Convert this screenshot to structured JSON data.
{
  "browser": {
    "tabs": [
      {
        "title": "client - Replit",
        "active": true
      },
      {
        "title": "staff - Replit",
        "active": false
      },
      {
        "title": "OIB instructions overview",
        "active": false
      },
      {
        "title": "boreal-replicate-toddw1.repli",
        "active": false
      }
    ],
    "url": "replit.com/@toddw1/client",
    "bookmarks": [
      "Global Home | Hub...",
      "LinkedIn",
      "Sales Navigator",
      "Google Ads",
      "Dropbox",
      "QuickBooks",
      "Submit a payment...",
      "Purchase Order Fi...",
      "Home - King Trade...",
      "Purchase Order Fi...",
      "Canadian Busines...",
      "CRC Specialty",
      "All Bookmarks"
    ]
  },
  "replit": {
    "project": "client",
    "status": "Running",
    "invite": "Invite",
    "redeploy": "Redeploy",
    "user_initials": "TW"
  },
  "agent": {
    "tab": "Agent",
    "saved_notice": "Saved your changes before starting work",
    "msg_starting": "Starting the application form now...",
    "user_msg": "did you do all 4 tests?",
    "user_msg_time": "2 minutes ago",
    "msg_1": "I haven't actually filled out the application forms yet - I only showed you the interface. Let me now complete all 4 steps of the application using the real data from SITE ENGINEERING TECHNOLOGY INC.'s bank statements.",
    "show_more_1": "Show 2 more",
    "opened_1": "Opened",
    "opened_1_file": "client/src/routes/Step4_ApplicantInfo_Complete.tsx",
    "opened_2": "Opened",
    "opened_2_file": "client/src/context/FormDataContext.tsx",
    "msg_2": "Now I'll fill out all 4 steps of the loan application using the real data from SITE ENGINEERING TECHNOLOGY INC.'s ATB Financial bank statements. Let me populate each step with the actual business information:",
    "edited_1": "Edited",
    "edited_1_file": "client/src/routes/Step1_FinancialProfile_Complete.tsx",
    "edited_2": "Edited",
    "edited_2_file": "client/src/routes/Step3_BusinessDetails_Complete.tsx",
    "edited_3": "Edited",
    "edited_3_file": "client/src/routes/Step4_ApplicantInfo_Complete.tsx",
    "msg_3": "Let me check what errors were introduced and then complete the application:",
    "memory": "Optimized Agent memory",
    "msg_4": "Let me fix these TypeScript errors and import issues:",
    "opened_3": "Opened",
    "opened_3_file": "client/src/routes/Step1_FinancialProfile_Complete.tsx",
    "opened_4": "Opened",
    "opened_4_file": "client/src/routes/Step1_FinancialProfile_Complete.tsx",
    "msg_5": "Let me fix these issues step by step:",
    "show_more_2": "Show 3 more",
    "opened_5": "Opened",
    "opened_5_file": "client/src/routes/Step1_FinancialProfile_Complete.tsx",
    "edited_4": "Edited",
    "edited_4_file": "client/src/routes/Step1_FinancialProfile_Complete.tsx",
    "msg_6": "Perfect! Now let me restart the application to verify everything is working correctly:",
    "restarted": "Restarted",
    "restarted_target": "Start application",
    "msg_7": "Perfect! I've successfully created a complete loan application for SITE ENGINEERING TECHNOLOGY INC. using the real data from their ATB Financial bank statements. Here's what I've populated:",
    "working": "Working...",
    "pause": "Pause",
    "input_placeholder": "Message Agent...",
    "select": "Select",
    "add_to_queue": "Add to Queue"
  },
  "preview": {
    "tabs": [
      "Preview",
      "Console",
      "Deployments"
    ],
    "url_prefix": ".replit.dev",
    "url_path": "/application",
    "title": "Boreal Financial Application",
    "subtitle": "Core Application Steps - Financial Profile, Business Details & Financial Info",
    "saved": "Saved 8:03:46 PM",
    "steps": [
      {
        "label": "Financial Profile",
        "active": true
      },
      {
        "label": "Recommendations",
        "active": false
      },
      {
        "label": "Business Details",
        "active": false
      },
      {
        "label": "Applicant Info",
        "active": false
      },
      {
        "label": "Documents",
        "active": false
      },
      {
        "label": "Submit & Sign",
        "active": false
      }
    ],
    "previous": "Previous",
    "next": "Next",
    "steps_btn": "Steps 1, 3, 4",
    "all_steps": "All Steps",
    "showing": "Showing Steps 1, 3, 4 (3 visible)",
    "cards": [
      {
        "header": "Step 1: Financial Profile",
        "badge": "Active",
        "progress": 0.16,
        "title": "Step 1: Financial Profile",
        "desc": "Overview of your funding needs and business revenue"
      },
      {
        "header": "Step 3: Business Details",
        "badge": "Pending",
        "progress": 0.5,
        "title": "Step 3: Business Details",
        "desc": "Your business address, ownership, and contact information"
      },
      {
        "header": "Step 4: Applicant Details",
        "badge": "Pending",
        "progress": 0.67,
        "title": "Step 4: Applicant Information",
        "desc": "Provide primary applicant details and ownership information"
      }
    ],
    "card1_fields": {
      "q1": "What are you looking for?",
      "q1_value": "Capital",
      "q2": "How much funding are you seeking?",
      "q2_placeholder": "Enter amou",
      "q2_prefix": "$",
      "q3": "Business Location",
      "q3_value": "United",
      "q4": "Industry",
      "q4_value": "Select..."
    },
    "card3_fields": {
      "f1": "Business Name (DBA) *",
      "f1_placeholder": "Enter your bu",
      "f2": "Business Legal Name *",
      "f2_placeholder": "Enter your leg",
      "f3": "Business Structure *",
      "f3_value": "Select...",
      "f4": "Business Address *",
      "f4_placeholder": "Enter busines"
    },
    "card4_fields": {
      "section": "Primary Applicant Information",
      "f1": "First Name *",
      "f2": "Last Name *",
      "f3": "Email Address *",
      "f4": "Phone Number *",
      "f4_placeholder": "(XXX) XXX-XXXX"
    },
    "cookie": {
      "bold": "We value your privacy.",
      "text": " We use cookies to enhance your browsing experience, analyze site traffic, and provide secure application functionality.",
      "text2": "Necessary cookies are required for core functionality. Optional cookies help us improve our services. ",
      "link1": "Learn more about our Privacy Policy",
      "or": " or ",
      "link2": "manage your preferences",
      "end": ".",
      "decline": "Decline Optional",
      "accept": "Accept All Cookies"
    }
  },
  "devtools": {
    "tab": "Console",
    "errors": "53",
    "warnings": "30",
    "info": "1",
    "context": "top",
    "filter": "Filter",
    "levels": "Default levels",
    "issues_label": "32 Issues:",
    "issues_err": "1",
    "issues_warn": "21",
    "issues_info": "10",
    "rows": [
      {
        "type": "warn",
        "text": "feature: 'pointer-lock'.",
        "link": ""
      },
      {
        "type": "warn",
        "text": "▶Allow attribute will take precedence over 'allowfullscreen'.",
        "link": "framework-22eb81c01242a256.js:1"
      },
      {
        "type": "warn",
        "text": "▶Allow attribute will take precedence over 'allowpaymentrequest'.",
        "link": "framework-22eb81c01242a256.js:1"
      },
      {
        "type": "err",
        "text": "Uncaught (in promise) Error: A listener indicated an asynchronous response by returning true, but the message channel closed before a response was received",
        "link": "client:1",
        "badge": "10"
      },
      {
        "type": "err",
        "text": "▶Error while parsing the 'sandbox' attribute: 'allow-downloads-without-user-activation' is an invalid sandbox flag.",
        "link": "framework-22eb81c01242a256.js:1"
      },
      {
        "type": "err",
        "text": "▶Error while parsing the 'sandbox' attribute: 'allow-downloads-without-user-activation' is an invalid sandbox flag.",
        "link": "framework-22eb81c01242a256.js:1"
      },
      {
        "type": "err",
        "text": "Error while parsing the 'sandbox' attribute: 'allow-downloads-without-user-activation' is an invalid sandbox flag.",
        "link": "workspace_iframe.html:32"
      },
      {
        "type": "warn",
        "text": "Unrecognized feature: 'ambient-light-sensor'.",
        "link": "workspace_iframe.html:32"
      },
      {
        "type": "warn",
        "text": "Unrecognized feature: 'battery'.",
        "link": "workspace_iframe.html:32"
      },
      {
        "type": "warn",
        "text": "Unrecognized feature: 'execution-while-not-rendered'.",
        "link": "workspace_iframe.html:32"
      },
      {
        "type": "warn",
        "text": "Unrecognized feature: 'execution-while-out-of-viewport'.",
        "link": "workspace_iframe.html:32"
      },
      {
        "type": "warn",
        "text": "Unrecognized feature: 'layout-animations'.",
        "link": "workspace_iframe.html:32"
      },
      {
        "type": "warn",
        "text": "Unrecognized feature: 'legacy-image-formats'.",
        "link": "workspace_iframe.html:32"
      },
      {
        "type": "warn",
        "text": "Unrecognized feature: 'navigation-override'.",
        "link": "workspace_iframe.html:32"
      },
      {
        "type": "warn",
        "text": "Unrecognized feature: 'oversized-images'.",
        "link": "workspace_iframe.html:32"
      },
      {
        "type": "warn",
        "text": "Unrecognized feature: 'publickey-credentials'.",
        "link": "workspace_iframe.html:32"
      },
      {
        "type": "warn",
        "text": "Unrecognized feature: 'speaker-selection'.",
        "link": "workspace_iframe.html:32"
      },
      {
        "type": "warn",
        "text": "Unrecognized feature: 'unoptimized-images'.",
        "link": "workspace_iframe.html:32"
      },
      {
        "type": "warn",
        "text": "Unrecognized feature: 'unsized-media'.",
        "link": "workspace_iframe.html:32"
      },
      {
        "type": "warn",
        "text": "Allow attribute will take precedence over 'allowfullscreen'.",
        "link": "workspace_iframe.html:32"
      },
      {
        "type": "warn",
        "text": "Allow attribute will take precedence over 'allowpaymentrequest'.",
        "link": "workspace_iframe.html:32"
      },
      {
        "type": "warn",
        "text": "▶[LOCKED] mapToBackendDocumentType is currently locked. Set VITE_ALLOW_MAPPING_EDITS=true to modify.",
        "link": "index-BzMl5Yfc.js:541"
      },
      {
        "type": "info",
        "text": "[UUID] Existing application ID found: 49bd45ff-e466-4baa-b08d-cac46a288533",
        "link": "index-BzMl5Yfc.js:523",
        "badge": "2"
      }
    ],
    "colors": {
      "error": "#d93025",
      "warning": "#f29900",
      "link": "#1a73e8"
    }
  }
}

WHAT YOU NEED TO DO ▸
Show all lines in the entries above where the string "take" appears.

SOLUTION TO THIS EXERCISE ▸
        "text": "▶Allow attribute will take precedence over 'allowfullscreen'.",
        "text": "▶Allow attribute will take precedence over 'allowpaymentrequest'.",
        "text": "Allow attribute will take precedence over 'allowfullscreen'.",
        "text": "Allow attribute will take precedence over 'allowpaymentrequest'.",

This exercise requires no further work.